Return each line holding the string "structured".

* [Provided entries]
□ □ □ □ □

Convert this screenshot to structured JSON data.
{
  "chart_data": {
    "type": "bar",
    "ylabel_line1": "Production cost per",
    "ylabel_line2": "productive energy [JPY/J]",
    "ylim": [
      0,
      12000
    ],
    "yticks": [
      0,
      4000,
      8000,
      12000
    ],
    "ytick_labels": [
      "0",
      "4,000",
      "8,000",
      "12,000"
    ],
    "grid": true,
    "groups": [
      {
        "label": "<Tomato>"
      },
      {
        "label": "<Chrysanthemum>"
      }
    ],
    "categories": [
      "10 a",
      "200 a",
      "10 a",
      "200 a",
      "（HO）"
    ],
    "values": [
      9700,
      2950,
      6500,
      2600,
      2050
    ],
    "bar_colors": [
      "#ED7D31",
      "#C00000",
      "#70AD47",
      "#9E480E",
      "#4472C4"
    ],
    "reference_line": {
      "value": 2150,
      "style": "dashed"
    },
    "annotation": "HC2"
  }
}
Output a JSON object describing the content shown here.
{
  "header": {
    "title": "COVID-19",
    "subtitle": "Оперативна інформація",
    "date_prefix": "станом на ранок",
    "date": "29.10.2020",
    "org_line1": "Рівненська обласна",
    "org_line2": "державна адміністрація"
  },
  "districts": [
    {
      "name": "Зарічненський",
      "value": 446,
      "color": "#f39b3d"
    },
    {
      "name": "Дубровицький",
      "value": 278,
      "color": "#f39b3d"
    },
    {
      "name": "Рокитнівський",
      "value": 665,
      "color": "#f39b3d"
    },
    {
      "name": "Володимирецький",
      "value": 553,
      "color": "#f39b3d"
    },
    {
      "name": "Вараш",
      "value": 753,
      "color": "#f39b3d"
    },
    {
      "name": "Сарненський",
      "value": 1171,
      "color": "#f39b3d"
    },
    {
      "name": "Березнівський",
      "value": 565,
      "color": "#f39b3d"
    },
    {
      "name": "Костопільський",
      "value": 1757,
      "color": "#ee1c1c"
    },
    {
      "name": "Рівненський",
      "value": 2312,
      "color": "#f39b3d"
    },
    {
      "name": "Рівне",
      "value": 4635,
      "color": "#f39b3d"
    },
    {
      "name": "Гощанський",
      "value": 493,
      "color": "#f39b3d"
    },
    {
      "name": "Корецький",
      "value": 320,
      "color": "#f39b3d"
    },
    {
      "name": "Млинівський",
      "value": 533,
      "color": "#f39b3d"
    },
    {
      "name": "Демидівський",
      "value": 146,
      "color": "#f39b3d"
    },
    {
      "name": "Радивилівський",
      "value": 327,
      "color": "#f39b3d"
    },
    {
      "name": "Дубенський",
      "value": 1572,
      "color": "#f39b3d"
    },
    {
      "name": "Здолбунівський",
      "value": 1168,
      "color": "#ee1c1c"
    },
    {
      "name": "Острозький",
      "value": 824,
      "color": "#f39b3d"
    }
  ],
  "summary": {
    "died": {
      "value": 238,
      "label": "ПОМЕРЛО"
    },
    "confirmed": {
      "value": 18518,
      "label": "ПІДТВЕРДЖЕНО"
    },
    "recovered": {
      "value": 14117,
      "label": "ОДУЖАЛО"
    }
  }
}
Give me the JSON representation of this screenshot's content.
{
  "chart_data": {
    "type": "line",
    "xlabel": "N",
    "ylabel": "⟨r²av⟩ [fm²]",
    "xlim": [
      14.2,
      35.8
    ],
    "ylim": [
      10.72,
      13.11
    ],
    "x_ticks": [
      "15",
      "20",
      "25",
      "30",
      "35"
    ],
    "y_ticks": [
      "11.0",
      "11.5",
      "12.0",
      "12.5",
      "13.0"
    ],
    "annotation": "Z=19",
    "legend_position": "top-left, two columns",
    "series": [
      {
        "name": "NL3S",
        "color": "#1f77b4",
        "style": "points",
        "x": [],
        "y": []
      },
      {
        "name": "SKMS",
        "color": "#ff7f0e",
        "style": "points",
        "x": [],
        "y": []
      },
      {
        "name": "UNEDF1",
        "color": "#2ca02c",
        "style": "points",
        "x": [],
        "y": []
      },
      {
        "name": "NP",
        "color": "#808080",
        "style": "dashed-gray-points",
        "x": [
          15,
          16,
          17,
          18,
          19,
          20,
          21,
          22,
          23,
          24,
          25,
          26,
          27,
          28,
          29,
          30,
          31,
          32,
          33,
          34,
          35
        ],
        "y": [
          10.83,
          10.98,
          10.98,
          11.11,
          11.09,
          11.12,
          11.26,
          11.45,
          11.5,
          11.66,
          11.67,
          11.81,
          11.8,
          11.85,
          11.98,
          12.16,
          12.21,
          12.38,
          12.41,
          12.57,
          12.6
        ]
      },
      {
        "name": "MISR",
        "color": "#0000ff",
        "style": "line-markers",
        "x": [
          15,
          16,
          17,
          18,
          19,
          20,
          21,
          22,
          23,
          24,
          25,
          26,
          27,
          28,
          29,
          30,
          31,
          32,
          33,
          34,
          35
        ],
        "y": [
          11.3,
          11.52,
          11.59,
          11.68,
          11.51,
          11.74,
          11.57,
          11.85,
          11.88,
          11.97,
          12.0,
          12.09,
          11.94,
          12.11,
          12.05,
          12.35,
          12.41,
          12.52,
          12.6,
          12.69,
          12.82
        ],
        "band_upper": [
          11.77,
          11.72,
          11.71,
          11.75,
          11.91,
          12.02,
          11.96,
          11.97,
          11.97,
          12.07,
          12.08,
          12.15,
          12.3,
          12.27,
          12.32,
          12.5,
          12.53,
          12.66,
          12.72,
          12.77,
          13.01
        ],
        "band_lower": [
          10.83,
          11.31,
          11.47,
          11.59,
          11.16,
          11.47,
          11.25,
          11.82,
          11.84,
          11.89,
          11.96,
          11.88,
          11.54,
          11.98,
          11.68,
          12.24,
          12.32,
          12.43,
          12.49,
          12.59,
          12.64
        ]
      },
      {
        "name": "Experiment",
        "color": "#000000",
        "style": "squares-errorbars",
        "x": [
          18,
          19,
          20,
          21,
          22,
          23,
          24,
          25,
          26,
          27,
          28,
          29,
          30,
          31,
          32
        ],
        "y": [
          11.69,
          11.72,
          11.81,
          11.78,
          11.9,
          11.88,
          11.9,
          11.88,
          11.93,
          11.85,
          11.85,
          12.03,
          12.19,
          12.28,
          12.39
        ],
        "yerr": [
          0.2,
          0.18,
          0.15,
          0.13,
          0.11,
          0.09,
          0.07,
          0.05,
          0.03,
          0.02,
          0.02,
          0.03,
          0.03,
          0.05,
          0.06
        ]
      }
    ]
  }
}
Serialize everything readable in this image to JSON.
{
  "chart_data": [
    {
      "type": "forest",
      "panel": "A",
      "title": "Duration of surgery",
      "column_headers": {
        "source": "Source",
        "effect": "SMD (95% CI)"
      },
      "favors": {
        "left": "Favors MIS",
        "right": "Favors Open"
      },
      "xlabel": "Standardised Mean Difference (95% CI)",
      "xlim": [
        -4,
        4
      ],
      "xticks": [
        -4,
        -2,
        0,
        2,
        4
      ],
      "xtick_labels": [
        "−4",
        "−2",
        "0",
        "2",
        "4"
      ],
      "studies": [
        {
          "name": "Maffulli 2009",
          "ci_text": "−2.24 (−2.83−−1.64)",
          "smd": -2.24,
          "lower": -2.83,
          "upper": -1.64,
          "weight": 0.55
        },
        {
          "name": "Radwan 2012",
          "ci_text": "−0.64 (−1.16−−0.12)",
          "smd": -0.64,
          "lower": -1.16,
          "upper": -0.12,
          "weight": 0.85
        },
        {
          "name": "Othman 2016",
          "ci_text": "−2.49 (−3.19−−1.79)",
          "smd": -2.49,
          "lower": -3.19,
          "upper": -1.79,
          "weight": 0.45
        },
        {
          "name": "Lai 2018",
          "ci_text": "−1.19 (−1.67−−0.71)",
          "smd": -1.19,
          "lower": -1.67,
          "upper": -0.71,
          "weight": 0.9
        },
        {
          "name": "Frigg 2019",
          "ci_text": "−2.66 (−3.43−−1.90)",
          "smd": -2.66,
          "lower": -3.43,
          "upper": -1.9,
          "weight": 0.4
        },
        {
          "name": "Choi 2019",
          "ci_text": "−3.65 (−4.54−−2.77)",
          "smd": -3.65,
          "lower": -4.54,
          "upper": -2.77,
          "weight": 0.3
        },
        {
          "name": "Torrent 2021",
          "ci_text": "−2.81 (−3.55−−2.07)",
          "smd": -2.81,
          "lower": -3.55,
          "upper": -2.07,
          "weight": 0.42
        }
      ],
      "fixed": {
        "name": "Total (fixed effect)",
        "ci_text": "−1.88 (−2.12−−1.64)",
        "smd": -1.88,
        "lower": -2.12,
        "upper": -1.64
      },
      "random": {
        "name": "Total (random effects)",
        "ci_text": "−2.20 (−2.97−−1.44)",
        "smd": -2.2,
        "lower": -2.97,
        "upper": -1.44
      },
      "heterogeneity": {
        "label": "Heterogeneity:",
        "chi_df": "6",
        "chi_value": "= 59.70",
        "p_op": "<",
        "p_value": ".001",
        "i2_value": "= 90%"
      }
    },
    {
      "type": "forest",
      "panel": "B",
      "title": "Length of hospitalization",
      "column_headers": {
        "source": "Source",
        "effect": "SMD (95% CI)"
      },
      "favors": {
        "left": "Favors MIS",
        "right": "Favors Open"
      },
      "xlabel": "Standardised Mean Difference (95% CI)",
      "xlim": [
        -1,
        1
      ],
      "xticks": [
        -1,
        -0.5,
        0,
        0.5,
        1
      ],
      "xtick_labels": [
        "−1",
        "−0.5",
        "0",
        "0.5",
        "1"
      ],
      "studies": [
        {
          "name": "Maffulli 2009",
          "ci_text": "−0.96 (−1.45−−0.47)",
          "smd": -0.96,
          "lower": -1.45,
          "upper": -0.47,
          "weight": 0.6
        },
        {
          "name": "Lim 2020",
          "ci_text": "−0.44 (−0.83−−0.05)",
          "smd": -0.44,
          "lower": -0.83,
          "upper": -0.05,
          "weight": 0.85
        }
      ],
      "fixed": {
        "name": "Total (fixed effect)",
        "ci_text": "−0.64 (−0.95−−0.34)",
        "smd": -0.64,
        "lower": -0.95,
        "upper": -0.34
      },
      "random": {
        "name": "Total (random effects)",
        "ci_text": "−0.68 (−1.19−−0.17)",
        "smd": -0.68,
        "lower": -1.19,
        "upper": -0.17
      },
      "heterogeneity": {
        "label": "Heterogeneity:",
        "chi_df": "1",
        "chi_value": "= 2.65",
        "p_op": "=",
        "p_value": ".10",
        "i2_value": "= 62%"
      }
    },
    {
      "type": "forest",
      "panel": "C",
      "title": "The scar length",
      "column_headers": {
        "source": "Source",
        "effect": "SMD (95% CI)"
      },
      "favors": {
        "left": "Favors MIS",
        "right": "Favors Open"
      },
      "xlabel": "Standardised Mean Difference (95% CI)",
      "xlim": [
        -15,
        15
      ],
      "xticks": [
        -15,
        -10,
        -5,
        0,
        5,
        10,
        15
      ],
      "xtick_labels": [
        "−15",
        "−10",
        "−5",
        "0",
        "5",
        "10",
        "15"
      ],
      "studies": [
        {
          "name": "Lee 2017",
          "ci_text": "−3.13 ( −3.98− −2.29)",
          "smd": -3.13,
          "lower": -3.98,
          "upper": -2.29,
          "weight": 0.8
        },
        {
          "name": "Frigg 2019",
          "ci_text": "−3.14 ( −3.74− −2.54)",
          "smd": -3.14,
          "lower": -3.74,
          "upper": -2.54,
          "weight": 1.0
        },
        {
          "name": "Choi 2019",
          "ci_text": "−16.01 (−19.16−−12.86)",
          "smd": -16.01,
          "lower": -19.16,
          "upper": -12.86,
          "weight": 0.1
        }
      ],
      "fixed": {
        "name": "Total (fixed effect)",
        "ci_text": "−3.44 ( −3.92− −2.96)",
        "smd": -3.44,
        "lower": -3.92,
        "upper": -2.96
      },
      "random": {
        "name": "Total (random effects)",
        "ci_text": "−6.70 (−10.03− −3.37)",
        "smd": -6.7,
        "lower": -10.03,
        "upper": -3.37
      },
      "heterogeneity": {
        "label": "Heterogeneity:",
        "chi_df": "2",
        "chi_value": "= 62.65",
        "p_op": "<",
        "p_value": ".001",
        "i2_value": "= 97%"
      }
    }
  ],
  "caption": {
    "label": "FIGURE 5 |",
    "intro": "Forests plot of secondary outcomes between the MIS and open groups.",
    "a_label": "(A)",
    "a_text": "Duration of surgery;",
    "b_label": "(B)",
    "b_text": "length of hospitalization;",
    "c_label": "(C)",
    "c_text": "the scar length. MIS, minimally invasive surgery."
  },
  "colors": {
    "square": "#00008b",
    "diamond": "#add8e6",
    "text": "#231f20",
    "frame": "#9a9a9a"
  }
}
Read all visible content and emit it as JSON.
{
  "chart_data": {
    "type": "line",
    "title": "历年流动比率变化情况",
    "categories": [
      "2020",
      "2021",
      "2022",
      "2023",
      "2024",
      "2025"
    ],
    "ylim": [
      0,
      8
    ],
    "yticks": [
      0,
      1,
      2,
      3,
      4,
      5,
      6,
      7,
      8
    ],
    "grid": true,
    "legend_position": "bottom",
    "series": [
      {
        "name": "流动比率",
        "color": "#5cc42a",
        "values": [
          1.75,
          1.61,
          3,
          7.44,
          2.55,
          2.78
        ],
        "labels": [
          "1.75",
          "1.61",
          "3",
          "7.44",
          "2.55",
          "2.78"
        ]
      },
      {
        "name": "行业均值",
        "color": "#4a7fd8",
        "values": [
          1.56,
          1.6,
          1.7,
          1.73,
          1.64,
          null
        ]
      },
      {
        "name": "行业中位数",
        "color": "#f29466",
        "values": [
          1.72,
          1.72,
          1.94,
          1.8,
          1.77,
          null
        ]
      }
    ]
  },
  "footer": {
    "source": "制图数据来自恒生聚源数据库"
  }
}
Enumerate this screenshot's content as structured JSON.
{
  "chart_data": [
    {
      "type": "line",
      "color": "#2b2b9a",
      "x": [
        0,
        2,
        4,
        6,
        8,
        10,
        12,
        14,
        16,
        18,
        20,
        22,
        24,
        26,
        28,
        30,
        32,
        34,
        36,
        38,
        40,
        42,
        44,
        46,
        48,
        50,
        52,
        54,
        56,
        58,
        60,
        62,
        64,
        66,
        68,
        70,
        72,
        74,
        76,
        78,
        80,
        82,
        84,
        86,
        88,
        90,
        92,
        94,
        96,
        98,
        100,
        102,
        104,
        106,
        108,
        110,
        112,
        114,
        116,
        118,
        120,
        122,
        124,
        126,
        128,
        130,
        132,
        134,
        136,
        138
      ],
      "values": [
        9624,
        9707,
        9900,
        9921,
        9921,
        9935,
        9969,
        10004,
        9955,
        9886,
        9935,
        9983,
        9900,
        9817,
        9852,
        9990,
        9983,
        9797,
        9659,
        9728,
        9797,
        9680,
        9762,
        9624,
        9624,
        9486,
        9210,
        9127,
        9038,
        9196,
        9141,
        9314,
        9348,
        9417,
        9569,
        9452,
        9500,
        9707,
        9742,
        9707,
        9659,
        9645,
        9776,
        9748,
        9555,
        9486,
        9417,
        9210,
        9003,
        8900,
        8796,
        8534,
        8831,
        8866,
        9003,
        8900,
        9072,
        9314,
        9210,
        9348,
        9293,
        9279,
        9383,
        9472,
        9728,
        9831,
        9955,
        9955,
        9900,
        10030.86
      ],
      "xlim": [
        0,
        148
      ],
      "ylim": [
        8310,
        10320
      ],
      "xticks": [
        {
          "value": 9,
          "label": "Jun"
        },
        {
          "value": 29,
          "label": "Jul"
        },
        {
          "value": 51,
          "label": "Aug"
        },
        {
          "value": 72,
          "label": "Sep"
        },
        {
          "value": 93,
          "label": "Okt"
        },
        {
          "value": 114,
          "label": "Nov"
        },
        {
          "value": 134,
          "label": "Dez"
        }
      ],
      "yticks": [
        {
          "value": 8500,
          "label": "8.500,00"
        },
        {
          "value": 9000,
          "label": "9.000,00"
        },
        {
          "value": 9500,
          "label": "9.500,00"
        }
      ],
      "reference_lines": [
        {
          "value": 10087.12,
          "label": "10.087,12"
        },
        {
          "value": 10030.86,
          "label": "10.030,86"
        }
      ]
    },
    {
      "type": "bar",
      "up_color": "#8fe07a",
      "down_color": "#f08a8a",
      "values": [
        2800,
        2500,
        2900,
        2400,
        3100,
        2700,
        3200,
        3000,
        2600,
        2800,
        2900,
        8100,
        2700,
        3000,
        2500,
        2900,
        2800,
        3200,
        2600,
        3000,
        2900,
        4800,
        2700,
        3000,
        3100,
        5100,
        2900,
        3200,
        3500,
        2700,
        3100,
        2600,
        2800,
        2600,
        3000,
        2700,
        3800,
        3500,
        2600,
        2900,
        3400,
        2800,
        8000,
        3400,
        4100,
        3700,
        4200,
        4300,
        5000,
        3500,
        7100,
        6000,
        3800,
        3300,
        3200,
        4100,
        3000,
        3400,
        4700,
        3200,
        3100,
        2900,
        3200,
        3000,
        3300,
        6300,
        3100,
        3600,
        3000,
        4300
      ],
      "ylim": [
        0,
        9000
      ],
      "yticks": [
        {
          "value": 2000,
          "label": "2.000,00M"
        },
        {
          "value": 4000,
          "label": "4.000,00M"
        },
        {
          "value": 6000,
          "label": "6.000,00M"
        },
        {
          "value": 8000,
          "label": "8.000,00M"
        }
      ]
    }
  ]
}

□ □ □ □ □

* [Answer to the exercise]
Convert this screenshot to structured JSON data.
Enumerate this screenshot's content as structured JSON.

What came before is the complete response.